文献节选:
|---|

立法法是规范国家立法活动的基本法律,2015年3月15日通过的立法法修正案,标志着我国立法制度的进一步完善和发展。修正案总结了立法法颁行十余年来的经验,回应了立法实务的问题与需要,对于完善我国立法制度具有重要意义。然而,在如何解决立法法的合宪性,如何使立法法与其他相关法律形成一个自洽的体系等方面,仍然存在可为商榷或完善之处。

一、宪法是立法法修改的基础和依据

依据宪法、符合宪法,是所有国家权力行使的基本要求,更是规范立法活动的基本法——立法法所必须遵循的基本原则。然而,只要仔细考察现行的立法法,就可以发现其中的许多规定都与宪法的精神并不完全吻合,甚至许多规定明显与宪法规定不相一致。择其要者,主要体现在以下三个方面:

一是扩大了行政规章制定主体的范围。1982年宪法授予行政规章制定权的仅为国务院各部、各委员会:“各部、各委员会根据法律和国务院的行政法规、决定、命令,在本部门的权限内,发布命令、指示和规章。”(第90条)除此之外,并未规定任何其他国家机关享有规章制定权。然而,经过修改地方组织法,通过特权授权决定(决议),最终在2000年制定立法法时,“部委规章”扩大到“部门规章”,其制定主体由原来的“各部、各委员会”扩大到“各部、各委员会、中国人民银行、审计署和具有行政管理职能的直属机构”。省、自治区和直辖市人民政府以及“较大的市”的人民政府都获得了地方政府规章的立法权。

|---|

任务目标 1: 据立法法节选,1982年宪法只把行政规章制定权授予了哪些机关?
任务目标 2: 判断下列说法是否符合立法法节选,逐条回答“是”或“否”,并原样引出起决定作用的原文:(a)立法法修正案于2015年3月15日通过;(b)1982年宪法规定省级人民政府享有规章制定权;(c)2000年制定立法法时,“部委规章”扩大到了“部门规章”。
任务目标 3: 从立法法节选最后一句之后接着往下写。

存档材料:
|---|

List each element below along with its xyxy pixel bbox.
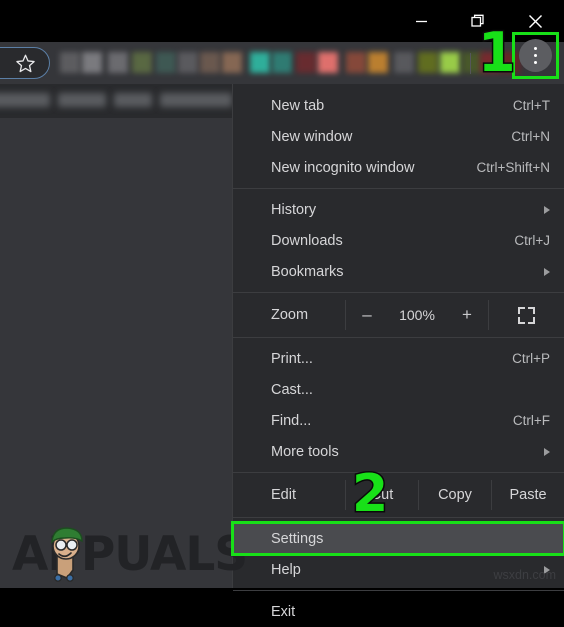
- fullscreen-icon: [518, 306, 535, 324]
- menu-item-label: Exit: [271, 603, 296, 620]
- fullscreen-button[interactable]: [489, 298, 564, 332]
- minimize-button[interactable]: [398, 0, 444, 42]
- menu-separator: [233, 337, 564, 338]
- extension-icon[interactable]: [82, 52, 102, 73]
- zoom-percent-text: 100%: [399, 307, 435, 323]
- submenu-arrow-icon: [544, 205, 550, 214]
- extension-icon[interactable]: [108, 52, 128, 73]
- menu-item-label: Find...: [271, 412, 312, 429]
- menu-button-highlight: [512, 32, 559, 79]
- extension-icon[interactable]: [60, 52, 80, 73]
- dot-icon: [533, 53, 538, 58]
- menu-item-shortcut: Ctrl+Shift+N: [476, 160, 550, 175]
- zoom-percent: 100%: [388, 298, 446, 332]
- menu-item-label: More tools: [271, 443, 339, 460]
- extension-icon[interactable]: [394, 52, 414, 73]
- bookmark-star-button[interactable]: [0, 47, 50, 79]
- menu-item-shortcut: Ctrl+J: [514, 233, 550, 248]
- extension-icons: [60, 42, 520, 84]
- menu-item-label: History: [271, 201, 317, 218]
- bookmarks-bar: [0, 84, 234, 118]
- menu-item-shortcut: Ctrl+T: [512, 98, 550, 113]
- extension-icon[interactable]: [250, 52, 270, 73]
- browser-window: New tab Ctrl+T New window Ctrl+N New incogni…: [0, 0, 564, 620]
- dot-icon: [533, 46, 538, 51]
- menu-item-downloads[interactable]: Downloads Ctrl+J: [233, 225, 564, 256]
- menu-row-zoom: Zoom – 100% +: [233, 298, 564, 332]
- zoom-in-button[interactable]: +: [446, 298, 488, 332]
- extension-icon[interactable]: [178, 52, 198, 73]
- zoom-out-button[interactable]: –: [346, 298, 388, 332]
- page-content-area: [0, 118, 234, 588]
- extension-icon[interactable]: [132, 52, 152, 73]
- menu-item-print[interactable]: Print... Ctrl+P: [233, 343, 564, 374]
- extension-icon[interactable]: [200, 52, 220, 73]
- menu-item-new-incognito-window[interactable]: New incognito window Ctrl+Shift+N: [233, 152, 564, 183]
- bookmark-item[interactable]: [160, 93, 232, 107]
- menu-item-find[interactable]: Find... Ctrl+F: [233, 405, 564, 436]
- star-icon: [16, 54, 35, 72]
- submenu-arrow-icon: [544, 447, 550, 456]
- submenu-arrow-icon: [544, 267, 550, 276]
- menu-item-new-window[interactable]: New window Ctrl+N: [233, 121, 564, 152]
- minimize-icon: [415, 20, 427, 22]
- bookmark-item[interactable]: [0, 93, 50, 107]
- menu-item-label: Help: [271, 561, 301, 578]
- extension-icon[interactable]: [368, 52, 388, 73]
- menu-separator: [233, 292, 564, 293]
- menu-item-cast[interactable]: Cast...: [233, 374, 564, 405]
- paste-button[interactable]: Paste: [492, 478, 564, 512]
- menu-item-label: Cast...: [271, 381, 313, 398]
- menu-item-bookmarks[interactable]: Bookmarks: [233, 256, 564, 287]
- menu-separator: [233, 472, 564, 473]
- extension-icon[interactable]: [346, 52, 366, 73]
- menu-item-shortcut: Ctrl+P: [512, 351, 550, 366]
- menu-item-label: Settings: [271, 530, 324, 547]
- toolbar-divider: [470, 53, 471, 74]
- step-marker-1: 1: [477, 21, 518, 84]
- menu-item-settings[interactable]: Settings: [231, 521, 564, 556]
- menu-item-label: New window: [271, 128, 353, 145]
- menu-item-label: New incognito window: [271, 159, 415, 176]
- three-dot-menu-button[interactable]: [519, 39, 552, 72]
- zoom-label: Zoom: [233, 298, 345, 332]
- site-watermark: wsxdn.com: [493, 568, 556, 582]
- menu-item-exit[interactable]: Exit: [233, 596, 564, 627]
- paste-label: Paste: [509, 487, 547, 503]
- edit-label: Edit: [233, 478, 345, 512]
- menu-separator: [233, 590, 564, 591]
- zoom-in-label: +: [462, 305, 472, 324]
- menu-item-history[interactable]: History: [233, 194, 564, 225]
- edit-label-text: Edit: [271, 487, 296, 503]
- extension-icon[interactable]: [222, 52, 242, 73]
- menu-item-shortcut: Ctrl+F: [512, 413, 550, 428]
- bookmark-item[interactable]: [58, 93, 106, 107]
- chrome-main-menu: New tab Ctrl+T New window Ctrl+N New incogni…: [231, 84, 564, 620]
- extension-icon[interactable]: [318, 52, 338, 73]
- menu-row-edit: Edit Cut Copy Paste: [233, 478, 564, 512]
- menu-item-label: Print...: [271, 350, 313, 367]
- extension-icon[interactable]: [418, 52, 438, 73]
- zoom-out-label: –: [362, 305, 372, 324]
- extension-icon[interactable]: [272, 52, 292, 73]
- menu-separator: [233, 188, 564, 189]
- close-icon: [528, 14, 542, 28]
- dot-icon: [533, 60, 538, 65]
- menu-item-label: Downloads: [271, 232, 343, 249]
- menu-item-new-tab[interactable]: New tab Ctrl+T: [233, 90, 564, 121]
- menu-separator: [233, 517, 564, 518]
- zoom-label-text: Zoom: [271, 307, 309, 323]
- copy-label: Copy: [438, 487, 472, 503]
- bookmark-item[interactable]: [114, 93, 152, 107]
- extension-icon[interactable]: [296, 52, 316, 73]
- menu-item-shortcut: Ctrl+N: [511, 129, 550, 144]
- menu-item-more-tools[interactable]: More tools: [233, 436, 564, 467]
- step-marker-2: 2: [350, 464, 389, 524]
- menu-item-label: Bookmarks: [271, 263, 344, 280]
- copy-button[interactable]: Copy: [419, 478, 491, 512]
- extension-icon[interactable]: [440, 52, 460, 73]
- extension-icon[interactable]: [156, 52, 176, 73]
- menu-item-label: New tab: [271, 97, 325, 114]
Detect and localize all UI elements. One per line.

|---|

练习结果 1: 国务院各部、各委员会。

练习结果 2:
(a)是。「2015年3月15日通过的立法法修正案」
(b)否。「除此之外,并未规定任何其他国家机关享有规章制定权」
(c)是。「“部委规章”扩大到“部门规章”」

练习结果 3:
二是扩大了地方性法规制定主体的范围。根据宪法第100条的规定,拥有地方性法规制定权的地方国家权力机关仅限于省、直辖市人大及其常委会(不含自治区)。而根据2000年制定的立法法,其主体范围除增列自治区人大及其常委会以外,“较大的市”的人大及其常委会也都获得了地方性法规的制定权。立法法修正案第31条进一步将“较大的市”修改为“设区的市”,修正案末尾还规定广东省东莞市和中山市、甘肃省嘉峪关市、海南省三沙市这四个不设区的“地级市”比照设区的市,分别享有相同的地方性法规和地方政府规章制定权。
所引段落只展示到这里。